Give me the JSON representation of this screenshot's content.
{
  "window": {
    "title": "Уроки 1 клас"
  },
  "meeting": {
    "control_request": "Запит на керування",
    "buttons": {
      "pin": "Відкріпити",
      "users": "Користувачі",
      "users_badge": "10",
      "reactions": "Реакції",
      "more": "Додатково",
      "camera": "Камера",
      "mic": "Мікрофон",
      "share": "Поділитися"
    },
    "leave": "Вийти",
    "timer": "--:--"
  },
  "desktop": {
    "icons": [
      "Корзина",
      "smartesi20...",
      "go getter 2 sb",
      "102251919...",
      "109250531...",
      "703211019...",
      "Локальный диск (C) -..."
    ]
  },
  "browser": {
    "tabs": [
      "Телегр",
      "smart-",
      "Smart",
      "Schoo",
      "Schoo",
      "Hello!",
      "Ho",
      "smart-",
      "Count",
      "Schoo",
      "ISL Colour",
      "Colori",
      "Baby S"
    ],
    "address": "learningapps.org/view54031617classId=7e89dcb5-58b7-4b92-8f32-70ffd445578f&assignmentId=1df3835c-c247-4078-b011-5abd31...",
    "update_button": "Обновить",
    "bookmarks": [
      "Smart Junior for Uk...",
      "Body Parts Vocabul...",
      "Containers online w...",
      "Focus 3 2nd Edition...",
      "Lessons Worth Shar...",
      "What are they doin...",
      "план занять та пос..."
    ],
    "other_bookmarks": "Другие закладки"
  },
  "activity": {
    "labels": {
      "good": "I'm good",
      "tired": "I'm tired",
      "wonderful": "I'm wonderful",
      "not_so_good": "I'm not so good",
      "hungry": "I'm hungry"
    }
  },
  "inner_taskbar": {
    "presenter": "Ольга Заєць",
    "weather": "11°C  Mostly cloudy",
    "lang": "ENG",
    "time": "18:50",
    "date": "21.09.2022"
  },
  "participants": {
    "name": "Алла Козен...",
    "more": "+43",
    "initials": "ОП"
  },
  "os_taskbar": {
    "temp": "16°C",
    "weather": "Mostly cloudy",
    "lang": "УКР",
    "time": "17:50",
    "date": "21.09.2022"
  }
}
* * *
## PROBLEM DESCRIPTION
How many lines of the listing above include the word "cloudy"? State the number and nothing else.

## RESPONSE TO THIS EXERCISE
2